**REQUIRED WORK**.
Give a verbatim copy of the lines below, minus the pictures.

(Records about charts and figures)
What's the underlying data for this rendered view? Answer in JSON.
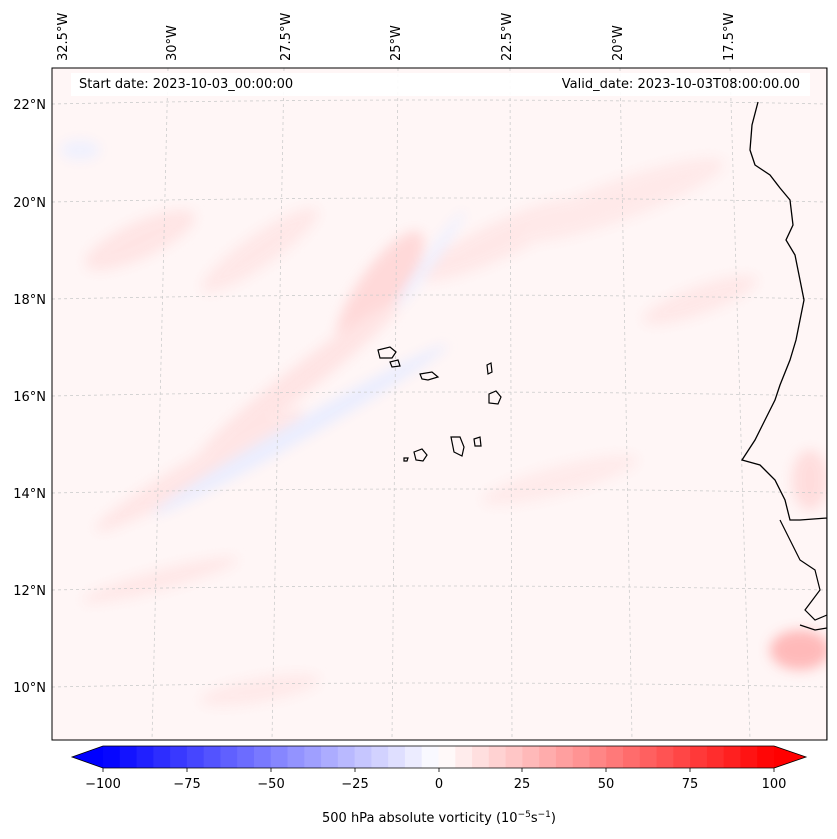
{
  "map": {
    "lon_labels": [
      "32.5°W",
      "30°W",
      "27.5°W",
      "25°W",
      "22.5°W",
      "20°W",
      "17.5°W"
    ],
    "lat_labels": [
      "22°N",
      "20°N",
      "18°N",
      "16°N",
      "14°N",
      "12°N",
      "10°N"
    ]
  },
  "header": {
    "start_date": "Start date: 2023-10-03_00:00:00",
    "valid_date": "Valid_date: 2023-10-03T08:00:00.00"
  },
  "colorbar": {
    "ticks": [
      "−100",
      "−75",
      "−50",
      "−25",
      "0",
      "25",
      "50",
      "75",
      "100"
    ],
    "label_main": "500 hPa absolute vorticity (10",
    "label_exp1": "−5",
    "label_mid": "s",
    "label_exp2": "−1",
    "label_end": ")",
    "min_color": "#0000ff",
    "zero_color": "#ffffff",
    "max_color": "#ff0000"
  }
}
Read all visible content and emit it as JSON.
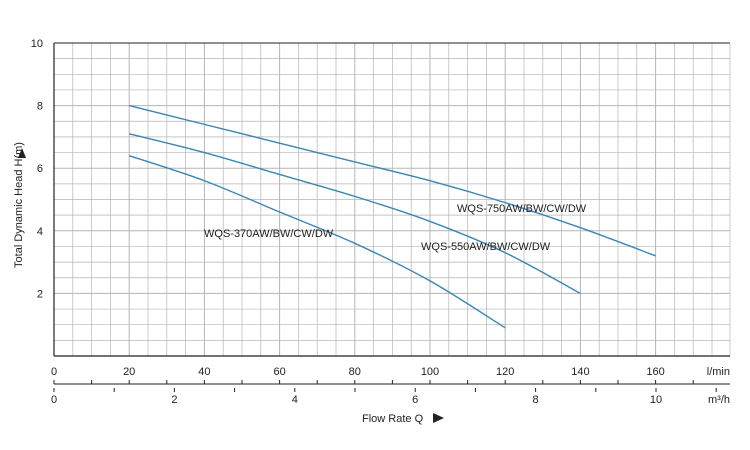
{
  "chart_data": {
    "type": "line",
    "xlabel": "Flow Rate Q",
    "ylabel": "Total Dynamic Head H(m)",
    "ylim": [
      0,
      10
    ],
    "yticks": [
      "2",
      "4",
      "6",
      "8",
      "10"
    ],
    "xlim_lpm": [
      0,
      180
    ],
    "xticks_lpm": [
      "0",
      "20",
      "40",
      "60",
      "80",
      "100",
      "120",
      "140",
      "160"
    ],
    "x_unit_lpm": "l/min",
    "xticks_m3h": [
      "0",
      "2",
      "4",
      "6",
      "8",
      "10"
    ],
    "x_unit_m3h": "m³/h",
    "grid": true,
    "colors": {
      "curve": "#3a86b4",
      "grid": "#b5b5b5",
      "axis": "#222222"
    },
    "series": [
      {
        "name": "WQS-750AW/BW/CW/DW",
        "x": [
          20,
          40,
          60,
          80,
          100,
          120,
          140,
          160
        ],
        "y": [
          8.0,
          7.4,
          6.8,
          6.2,
          5.6,
          4.9,
          4.1,
          3.2
        ]
      },
      {
        "name": "WQS-550AW/BW/CW/DW",
        "x": [
          20,
          40,
          60,
          80,
          100,
          120,
          140
        ],
        "y": [
          7.1,
          6.5,
          5.8,
          5.1,
          4.3,
          3.3,
          2.0
        ]
      },
      {
        "name": "WQS-370AW/BW/CW/DW",
        "x": [
          20,
          40,
          60,
          80,
          100,
          120
        ],
        "y": [
          6.4,
          5.6,
          4.6,
          3.6,
          2.4,
          0.9
        ]
      }
    ]
  }
}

**EXPECTED ANSWER**.
What's the underlying data for this rendered view? Answer in JSON.
{
  "map": {
    "lon_labels": [
      "32.5°W",
      "30°W",
      "27.5°W",
      "25°W",
      "22.5°W",
      "20°W",
      "17.5°W"
    ],
    "lat_labels": [
      "22°N",
      "20°N",
      "18°N",
      "16°N",
      "14°N",
      "12°N",
      "10°N"
    ]
  },
  "header": {
    "start_date": "Start date: 2023-10-03_00:00:00",
    "valid_date": "Valid_date: 2023-10-03T08:00:00.00"
  },
  "colorbar": {
    "ticks": [
      "−100",
      "−75",
      "−50",
      "−25",
      "0",
      "25",
      "50",
      "75",
      "100"
    ],
    "label_main": "500 hPa absolute vorticity (10",
    "label_exp1": "−5",
    "label_mid": "s",
    "label_exp2": "−1",
    "label_end": ")",
    "min_color": "#0000ff",
    "zero_color": "#ffffff",
    "max_color": "#ff0000"
  }
}
Read all visible content and emit it as JSON.
{
  "chart_data": {
    "type": "line",
    "xlabel": "Flow Rate Q",
    "ylabel": "Total Dynamic Head H(m)",
    "ylim": [
      0,
      10
    ],
    "yticks": [
      "2",
      "4",
      "6",
      "8",
      "10"
    ],
    "xlim_lpm": [
      0,
      180
    ],
    "xticks_lpm": [
      "0",
      "20",
      "40",
      "60",
      "80",
      "100",
      "120",
      "140",
      "160"
    ],
    "x_unit_lpm": "l/min",
    "xticks_m3h": [
      "0",
      "2",
      "4",
      "6",
      "8",
      "10"
    ],
    "x_unit_m3h": "m³/h",
    "grid": true,
    "colors": {
      "curve": "#3a86b4",
      "grid": "#b5b5b5",
      "axis": "#222222"
    },
    "series": [
      {
        "name": "WQS-750AW/BW/CW/DW",
        "x": [
          20,
          40,
          60,
          80,
          100,
          120,
          140,
          160
        ],
        "y": [
          8.0,
          7.4,
          6.8,
          6.2,
          5.6,
          4.9,
          4.1,
          3.2
        ]
      },
      {
        "name": "WQS-550AW/BW/CW/DW",
        "x": [
          20,
          40,
          60,
          80,
          100,
          120,
          140
        ],
        "y": [
          7.1,
          6.5,
          5.8,
          5.1,
          4.3,
          3.3,
          2.0
        ]
      },
      {
        "name": "WQS-370AW/BW/CW/DW",
        "x": [
          20,
          40,
          60,
          80,
          100,
          120
        ],
        "y": [
          6.4,
          5.6,
          4.6,
          3.6,
          2.4,
          0.9
        ]
      }
    ]
  }
}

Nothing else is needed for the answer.